--- START ---
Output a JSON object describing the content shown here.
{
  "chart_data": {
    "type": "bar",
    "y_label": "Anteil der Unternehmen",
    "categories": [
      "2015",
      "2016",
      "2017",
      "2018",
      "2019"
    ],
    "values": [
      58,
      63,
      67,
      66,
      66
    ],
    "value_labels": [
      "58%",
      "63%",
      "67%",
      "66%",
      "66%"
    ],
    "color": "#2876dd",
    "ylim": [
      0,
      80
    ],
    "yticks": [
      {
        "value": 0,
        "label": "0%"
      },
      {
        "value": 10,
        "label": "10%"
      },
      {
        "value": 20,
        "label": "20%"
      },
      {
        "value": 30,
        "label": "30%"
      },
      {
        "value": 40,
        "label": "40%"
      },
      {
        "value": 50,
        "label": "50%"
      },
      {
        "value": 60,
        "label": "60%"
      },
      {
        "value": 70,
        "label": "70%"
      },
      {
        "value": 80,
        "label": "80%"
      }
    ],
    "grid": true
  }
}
--- END ---
--- START ---
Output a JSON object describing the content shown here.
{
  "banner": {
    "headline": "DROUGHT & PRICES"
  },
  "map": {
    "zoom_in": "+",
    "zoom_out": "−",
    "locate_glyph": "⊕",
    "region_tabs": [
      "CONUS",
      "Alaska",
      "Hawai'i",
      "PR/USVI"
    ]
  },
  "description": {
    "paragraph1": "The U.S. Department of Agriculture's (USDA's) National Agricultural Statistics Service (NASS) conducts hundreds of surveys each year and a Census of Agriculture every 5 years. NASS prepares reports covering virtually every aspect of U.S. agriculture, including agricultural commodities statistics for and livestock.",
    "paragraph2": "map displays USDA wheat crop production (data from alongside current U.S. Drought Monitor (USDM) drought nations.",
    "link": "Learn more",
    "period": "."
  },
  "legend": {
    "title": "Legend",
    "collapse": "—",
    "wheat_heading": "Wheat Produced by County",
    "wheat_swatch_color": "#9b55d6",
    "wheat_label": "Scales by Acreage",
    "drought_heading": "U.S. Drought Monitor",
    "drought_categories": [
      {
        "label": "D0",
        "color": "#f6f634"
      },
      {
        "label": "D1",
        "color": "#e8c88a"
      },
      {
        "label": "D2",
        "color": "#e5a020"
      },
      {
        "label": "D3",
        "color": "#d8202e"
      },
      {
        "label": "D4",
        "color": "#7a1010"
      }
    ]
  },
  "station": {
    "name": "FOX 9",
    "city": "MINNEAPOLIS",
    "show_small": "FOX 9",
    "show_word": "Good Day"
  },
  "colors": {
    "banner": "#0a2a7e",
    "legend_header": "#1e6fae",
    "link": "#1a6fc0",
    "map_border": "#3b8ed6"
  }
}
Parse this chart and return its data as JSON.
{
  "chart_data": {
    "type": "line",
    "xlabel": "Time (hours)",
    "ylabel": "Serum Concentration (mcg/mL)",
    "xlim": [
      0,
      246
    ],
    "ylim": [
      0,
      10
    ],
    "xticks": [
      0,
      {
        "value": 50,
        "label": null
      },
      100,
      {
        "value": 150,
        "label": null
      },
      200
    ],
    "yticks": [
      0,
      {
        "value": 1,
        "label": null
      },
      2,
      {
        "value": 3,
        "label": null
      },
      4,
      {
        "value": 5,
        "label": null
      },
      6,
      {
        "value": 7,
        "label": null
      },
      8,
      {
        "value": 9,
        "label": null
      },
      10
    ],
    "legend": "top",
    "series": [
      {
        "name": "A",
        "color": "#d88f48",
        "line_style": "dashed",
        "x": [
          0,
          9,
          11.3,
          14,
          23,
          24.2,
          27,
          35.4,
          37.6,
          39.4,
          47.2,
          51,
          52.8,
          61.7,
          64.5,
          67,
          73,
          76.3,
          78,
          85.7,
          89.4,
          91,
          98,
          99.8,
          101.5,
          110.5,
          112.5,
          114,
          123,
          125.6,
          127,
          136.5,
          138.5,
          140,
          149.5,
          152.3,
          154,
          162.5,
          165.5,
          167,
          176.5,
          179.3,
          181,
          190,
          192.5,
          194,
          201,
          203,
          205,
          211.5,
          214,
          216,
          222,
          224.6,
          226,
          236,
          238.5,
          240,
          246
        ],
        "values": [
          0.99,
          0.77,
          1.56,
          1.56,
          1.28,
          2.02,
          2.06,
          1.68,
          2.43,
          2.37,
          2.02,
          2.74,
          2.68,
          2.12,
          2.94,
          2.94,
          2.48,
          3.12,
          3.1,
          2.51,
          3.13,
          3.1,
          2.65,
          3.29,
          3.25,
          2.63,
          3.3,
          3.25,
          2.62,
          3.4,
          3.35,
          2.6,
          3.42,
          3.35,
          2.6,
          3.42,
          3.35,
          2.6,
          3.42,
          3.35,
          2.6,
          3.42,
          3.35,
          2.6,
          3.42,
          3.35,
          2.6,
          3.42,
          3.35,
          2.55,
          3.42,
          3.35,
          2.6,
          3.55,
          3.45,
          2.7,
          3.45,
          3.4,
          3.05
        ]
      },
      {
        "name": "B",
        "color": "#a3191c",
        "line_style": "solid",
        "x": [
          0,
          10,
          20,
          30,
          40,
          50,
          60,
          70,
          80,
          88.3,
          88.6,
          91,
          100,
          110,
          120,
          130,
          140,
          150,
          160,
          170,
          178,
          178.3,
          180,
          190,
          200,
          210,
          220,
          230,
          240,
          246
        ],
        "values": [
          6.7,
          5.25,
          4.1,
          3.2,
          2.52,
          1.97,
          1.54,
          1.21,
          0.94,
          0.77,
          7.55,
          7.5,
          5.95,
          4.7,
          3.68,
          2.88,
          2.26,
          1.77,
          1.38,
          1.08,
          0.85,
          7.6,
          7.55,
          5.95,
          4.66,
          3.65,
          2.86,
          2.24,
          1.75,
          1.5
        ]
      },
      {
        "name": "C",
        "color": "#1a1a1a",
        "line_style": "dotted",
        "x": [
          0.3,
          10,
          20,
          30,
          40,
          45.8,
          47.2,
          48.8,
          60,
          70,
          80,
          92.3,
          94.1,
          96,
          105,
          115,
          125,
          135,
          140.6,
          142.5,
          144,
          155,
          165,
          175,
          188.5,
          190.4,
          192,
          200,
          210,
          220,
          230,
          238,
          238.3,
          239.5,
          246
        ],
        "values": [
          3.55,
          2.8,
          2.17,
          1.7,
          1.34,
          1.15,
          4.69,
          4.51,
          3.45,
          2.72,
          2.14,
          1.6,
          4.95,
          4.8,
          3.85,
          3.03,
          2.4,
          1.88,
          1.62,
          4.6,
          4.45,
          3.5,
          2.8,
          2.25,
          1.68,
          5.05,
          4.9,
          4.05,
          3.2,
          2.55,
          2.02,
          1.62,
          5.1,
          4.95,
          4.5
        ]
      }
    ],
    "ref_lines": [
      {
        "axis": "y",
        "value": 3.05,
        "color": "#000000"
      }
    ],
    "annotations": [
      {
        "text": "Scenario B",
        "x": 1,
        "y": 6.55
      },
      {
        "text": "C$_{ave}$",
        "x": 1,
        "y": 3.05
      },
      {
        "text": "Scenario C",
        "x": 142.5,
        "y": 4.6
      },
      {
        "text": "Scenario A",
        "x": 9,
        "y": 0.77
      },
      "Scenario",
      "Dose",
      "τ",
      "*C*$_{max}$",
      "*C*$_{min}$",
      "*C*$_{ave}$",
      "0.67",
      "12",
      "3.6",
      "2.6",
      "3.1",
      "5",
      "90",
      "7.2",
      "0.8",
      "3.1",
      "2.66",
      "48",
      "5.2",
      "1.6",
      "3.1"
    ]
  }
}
--- END ---
--- START ---
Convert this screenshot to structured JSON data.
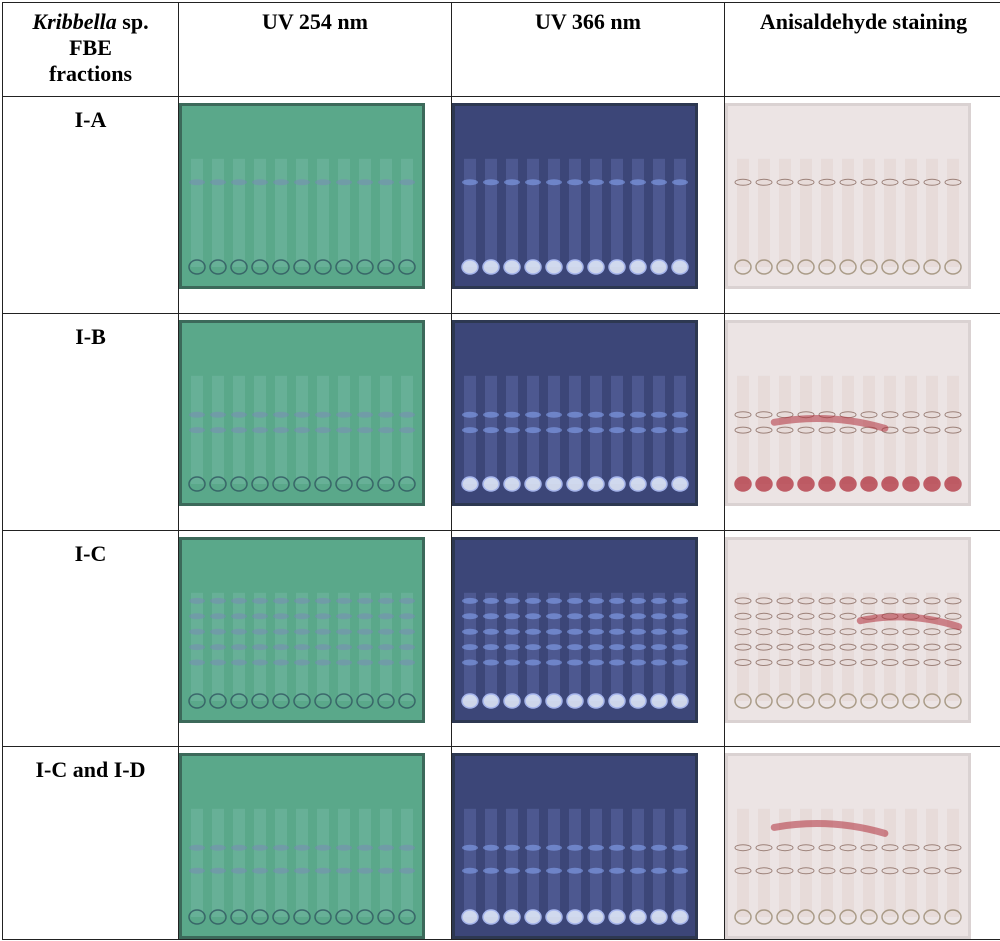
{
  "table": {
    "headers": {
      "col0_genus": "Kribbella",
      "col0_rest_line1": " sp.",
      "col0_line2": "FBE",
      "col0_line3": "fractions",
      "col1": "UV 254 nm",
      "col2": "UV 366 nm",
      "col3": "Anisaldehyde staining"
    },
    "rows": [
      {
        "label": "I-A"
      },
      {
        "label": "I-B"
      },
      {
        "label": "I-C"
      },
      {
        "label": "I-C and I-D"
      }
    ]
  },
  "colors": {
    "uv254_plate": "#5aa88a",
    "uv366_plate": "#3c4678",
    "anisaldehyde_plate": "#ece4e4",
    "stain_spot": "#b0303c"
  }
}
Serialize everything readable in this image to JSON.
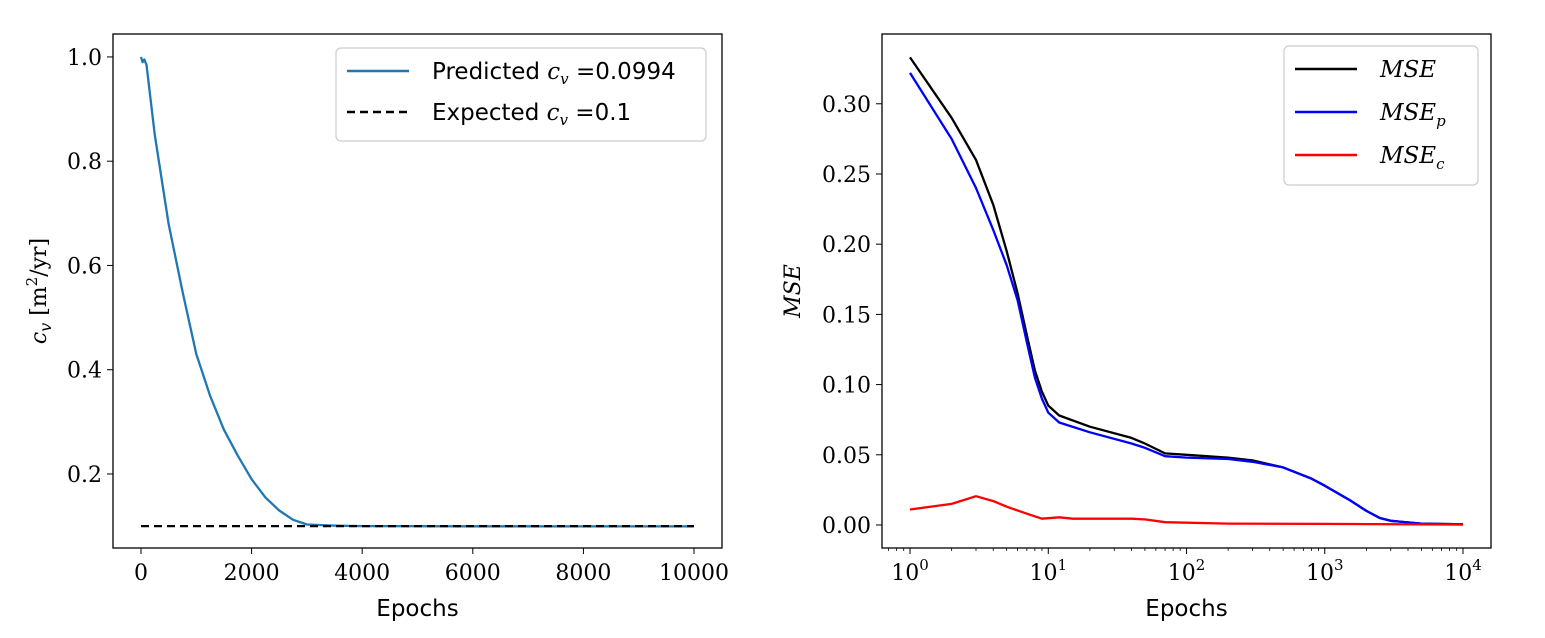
--- END ---
*Stated goal*.
Only the lines from the one containing "Convert this screenshot" down to the one containing "Serialize everything readable" should be copied, exactly and with both ends kept. Drop the pictures.

*Exercise solution*.
Convert this screenshot to structured JSON data.
{
  "table": {
    "headers": {
      "col0_genus": "Kribbella",
      "col0_rest_line1": " sp.",
      "col0_line2": "FBE",
      "col0_line3": "fractions",
      "col1": "UV 254 nm",
      "col2": "UV 366 nm",
      "col3": "Anisaldehyde staining"
    },
    "rows": [
      {
        "label": "I-A"
      },
      {
        "label": "I-B"
      },
      {
        "label": "I-C"
      },
      {
        "label": "I-C and I-D"
      }
    ]
  },
  "colors": {
    "uv254_plate": "#5aa88a",
    "uv366_plate": "#3c4678",
    "anisaldehyde_plate": "#ece4e4",
    "stain_spot": "#b0303c"
  }
}
Serialize everything readable in this image to JSON.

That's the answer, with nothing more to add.